··· EXTRACTED INFORMATION

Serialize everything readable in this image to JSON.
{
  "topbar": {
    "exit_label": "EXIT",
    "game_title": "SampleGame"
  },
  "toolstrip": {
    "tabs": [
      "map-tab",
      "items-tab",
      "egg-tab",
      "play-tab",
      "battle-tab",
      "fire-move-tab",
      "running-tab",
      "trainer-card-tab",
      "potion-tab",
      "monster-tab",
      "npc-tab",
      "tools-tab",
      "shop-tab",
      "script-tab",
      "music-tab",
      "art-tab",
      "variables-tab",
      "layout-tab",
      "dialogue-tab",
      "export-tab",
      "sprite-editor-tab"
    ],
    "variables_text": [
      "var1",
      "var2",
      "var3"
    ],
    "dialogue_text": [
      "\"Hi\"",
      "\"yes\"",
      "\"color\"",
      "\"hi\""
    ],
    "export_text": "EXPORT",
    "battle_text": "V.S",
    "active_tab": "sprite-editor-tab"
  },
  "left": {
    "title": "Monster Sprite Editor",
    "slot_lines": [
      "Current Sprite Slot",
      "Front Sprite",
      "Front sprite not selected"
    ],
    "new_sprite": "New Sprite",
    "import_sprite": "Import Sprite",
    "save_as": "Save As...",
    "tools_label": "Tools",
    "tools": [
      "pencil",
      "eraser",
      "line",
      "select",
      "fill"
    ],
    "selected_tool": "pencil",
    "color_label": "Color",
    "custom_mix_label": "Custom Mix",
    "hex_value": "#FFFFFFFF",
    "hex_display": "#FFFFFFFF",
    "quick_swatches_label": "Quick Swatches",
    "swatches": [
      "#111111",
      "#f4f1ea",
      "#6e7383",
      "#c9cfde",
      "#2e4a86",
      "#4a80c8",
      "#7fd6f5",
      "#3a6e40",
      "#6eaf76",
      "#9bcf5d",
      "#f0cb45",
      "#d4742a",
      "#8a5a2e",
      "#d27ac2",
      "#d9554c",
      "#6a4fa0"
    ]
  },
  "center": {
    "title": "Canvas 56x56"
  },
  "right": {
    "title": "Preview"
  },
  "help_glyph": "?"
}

······

• _DO THIS_
Gather and copy every line of the data in which the string "Front" is found.

• _CORRECT ANSWER_
      "Front Sprite",
      "Front sprite not selected"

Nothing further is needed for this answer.